Goal of the exercise: Without omitting anything, return the records precisely as given.

──────── Material

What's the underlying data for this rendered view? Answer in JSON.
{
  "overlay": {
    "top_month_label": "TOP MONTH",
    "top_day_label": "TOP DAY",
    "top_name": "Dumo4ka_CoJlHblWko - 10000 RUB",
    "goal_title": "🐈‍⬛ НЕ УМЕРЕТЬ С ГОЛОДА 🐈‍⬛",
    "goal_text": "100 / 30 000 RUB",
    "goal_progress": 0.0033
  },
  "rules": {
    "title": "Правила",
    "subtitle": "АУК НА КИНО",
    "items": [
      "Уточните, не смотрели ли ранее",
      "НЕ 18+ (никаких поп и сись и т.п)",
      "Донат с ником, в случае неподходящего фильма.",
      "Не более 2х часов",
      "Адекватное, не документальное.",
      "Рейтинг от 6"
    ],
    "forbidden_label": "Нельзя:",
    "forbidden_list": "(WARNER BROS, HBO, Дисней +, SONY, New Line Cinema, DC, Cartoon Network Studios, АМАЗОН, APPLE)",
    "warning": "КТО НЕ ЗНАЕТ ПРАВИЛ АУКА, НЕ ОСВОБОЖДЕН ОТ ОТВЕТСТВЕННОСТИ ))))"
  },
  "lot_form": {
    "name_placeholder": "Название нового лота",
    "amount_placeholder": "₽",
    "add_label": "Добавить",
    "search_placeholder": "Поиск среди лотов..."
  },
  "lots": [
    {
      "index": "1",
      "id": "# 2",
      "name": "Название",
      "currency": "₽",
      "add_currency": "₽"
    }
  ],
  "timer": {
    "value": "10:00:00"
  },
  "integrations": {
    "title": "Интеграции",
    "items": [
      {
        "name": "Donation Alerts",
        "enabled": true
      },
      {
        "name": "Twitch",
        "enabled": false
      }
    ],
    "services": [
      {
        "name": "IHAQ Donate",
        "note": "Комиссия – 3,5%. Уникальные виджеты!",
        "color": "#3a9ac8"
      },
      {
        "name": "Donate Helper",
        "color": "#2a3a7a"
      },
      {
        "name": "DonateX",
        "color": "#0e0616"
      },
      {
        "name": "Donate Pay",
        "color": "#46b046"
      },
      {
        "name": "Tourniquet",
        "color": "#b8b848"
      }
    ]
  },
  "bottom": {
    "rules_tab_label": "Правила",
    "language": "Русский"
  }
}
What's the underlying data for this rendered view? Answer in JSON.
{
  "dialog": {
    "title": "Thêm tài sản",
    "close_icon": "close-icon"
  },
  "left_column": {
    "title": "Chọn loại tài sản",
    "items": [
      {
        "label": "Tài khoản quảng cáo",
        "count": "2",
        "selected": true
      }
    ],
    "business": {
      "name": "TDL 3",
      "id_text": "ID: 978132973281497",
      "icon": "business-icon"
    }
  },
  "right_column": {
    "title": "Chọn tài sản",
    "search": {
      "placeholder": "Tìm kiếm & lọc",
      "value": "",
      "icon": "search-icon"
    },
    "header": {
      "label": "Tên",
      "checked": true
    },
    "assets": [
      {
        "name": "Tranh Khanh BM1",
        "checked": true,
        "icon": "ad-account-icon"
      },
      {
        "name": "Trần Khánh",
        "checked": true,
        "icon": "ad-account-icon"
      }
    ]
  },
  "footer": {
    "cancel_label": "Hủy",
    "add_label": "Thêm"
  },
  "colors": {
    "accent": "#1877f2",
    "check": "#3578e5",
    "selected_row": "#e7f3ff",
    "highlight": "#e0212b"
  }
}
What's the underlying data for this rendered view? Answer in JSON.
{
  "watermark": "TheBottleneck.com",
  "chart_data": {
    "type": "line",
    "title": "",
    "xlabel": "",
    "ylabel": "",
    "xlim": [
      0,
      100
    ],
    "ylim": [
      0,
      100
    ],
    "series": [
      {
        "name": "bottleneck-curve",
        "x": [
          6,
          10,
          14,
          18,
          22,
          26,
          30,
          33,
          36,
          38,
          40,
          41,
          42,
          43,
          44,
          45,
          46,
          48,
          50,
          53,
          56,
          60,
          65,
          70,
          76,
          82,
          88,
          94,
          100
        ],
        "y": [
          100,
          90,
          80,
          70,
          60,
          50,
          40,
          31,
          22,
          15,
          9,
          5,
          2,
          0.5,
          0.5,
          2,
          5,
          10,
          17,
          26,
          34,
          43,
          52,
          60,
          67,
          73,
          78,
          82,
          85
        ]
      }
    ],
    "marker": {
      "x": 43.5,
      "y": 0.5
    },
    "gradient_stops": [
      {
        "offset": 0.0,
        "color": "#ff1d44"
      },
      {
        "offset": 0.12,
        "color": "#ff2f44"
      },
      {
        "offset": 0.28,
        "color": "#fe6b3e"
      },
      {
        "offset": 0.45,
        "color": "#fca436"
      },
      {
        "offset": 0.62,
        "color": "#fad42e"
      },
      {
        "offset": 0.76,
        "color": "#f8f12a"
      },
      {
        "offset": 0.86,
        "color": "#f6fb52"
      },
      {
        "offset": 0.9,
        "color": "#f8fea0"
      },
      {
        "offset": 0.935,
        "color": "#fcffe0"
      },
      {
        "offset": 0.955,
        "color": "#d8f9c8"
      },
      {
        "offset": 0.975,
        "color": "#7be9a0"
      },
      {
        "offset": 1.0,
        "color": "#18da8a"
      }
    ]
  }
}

────────────────

Task output:
What's the underlying data for this rendered view? Answer in JSON.
{
  "overlay": {
    "top_month_label": "TOP MONTH",
    "top_day_label": "TOP DAY",
    "top_name": "Dumo4ka_CoJlHblWko - 10000 RUB",
    "goal_title": "🐈‍⬛ НЕ УМЕРЕТЬ С ГОЛОДА 🐈‍⬛",
    "goal_text": "100 / 30 000 RUB",
    "goal_progress": 0.0033
  },
  "rules": {
    "title": "Правила",
    "subtitle": "АУК НА КИНО",
    "items": [
      "Уточните, не смотрели ли ранее",
      "НЕ 18+ (никаких поп и сись и т.п)",
      "Донат с ником, в случае неподходящего фильма.",
      "Не более 2х часов",
      "Адекватное, не документальное.",
      "Рейтинг от 6"
    ],
    "forbidden_label": "Нельзя:",
    "forbidden_list": "(WARNER BROS, HBO, Дисней +, SONY, New Line Cinema, DC, Cartoon Network Studios, АМАЗОН, APPLE)",
    "warning": "КТО НЕ ЗНАЕТ ПРАВИЛ АУКА, НЕ ОСВОБОЖДЕН ОТ ОТВЕТСТВЕННОСТИ ))))"
  },
  "lot_form": {
    "name_placeholder": "Название нового лота",
    "amount_placeholder": "₽",
    "add_label": "Добавить",
    "search_placeholder": "Поиск среди лотов..."
  },
  "lots": [
    {
      "index": "1",
      "id": "# 2",
      "name": "Название",
      "currency": "₽",
      "add_currency": "₽"
    }
  ],
  "timer": {
    "value": "10:00:00"
  },
  "integrations": {
    "title": "Интеграции",
    "items": [
      {
        "name": "Donation Alerts",
        "enabled": true
      },
      {
        "name": "Twitch",
        "enabled": false
      }
    ],
    "services": [
      {
        "name": "IHAQ Donate",
        "note": "Комиссия – 3,5%. Уникальные виджеты!",
        "color": "#3a9ac8"
      },
      {
        "name": "Donate Helper",
        "color": "#2a3a7a"
      },
      {
        "name": "DonateX",
        "color": "#0e0616"
      },
      {
        "name": "Donate Pay",
        "color": "#46b046"
      },
      {
        "name": "Tourniquet",
        "color": "#b8b848"
      }
    ]
  },
  "bottom": {
    "rules_tab_label": "Правила",
    "language": "Русский"
  }
}
What's the underlying data for this rendered view? Answer in JSON.
{
  "dialog": {
    "title": "Thêm tài sản",
    "close_icon": "close-icon"
  },
  "left_column": {
    "title": "Chọn loại tài sản",
    "items": [
      {
        "label": "Tài khoản quảng cáo",
        "count": "2",
        "selected": true
      }
    ],
    "business": {
      "name": "TDL 3",
      "id_text": "ID: 978132973281497",
      "icon": "business-icon"
    }
  },
  "right_column": {
    "title": "Chọn tài sản",
    "search": {
      "placeholder": "Tìm kiếm & lọc",
      "value": "",
      "icon": "search-icon"
    },
    "header": {
      "label": "Tên",
      "checked": true
    },
    "assets": [
      {
        "name": "Tranh Khanh BM1",
        "checked": true,
        "icon": "ad-account-icon"
      },
      {
        "name": "Trần Khánh",
        "checked": true,
        "icon": "ad-account-icon"
      }
    ]
  },
  "footer": {
    "cancel_label": "Hủy",
    "add_label": "Thêm"
  },
  "colors": {
    "accent": "#1877f2",
    "check": "#3578e5",
    "selected_row": "#e7f3ff",
    "highlight": "#e0212b"
  }
}
What's the underlying data for this rendered view? Answer in JSON.
{
  "watermark": "TheBottleneck.com",
  "chart_data": {
    "type": "line",
    "title": "",
    "xlabel": "",
    "ylabel": "",
    "xlim": [
      0,
      100
    ],
    "ylim": [
      0,
      100
    ],
    "series": [
      {
        "name": "bottleneck-curve",
        "x": [
          6,
          10,
          14,
          18,
          22,
          26,
          30,
          33,
          36,
          38,
          40,
          41,
          42,
          43,
          44,
          45,
          46,
          48,
          50,
          53,
          56,
          60,
          65,
          70,
          76,
          82,
          88,
          94,
          100
        ],
        "y": [
          100,
          90,
          80,
          70,
          60,
          50,
          40,
          31,
          22,
          15,
          9,
          5,
          2,
          0.5,
          0.5,
          2,
          5,
          10,
          17,
          26,
          34,
          43,
          52,
          60,
          67,
          73,
          78,
          82,
          85
        ]
      }
    ],
    "marker": {
      "x": 43.5,
      "y": 0.5
    },
    "gradient_stops": [
      {
        "offset": 0.0,
        "color": "#ff1d44"
      },
      {
        "offset": 0.12,
        "color": "#ff2f44"
      },
      {
        "offset": 0.28,
        "color": "#fe6b3e"
      },
      {
        "offset": 0.45,
        "color": "#fca436"
      },
      {
        "offset": 0.62,
        "color": "#fad42e"
      },
      {
        "offset": 0.76,
        "color": "#f8f12a"
      },
      {
        "offset": 0.86,
        "color": "#f6fb52"
      },
      {
        "offset": 0.9,
        "color": "#f8fea0"
      },
      {
        "offset": 0.935,
        "color": "#fcffe0"
      },
      {
        "offset": 0.955,
        "color": "#d8f9c8"
      },
      {
        "offset": 0.975,
        "color": "#7be9a0"
      },
      {
        "offset": 1.0,
        "color": "#18da8a"
      }
    ]
  }
}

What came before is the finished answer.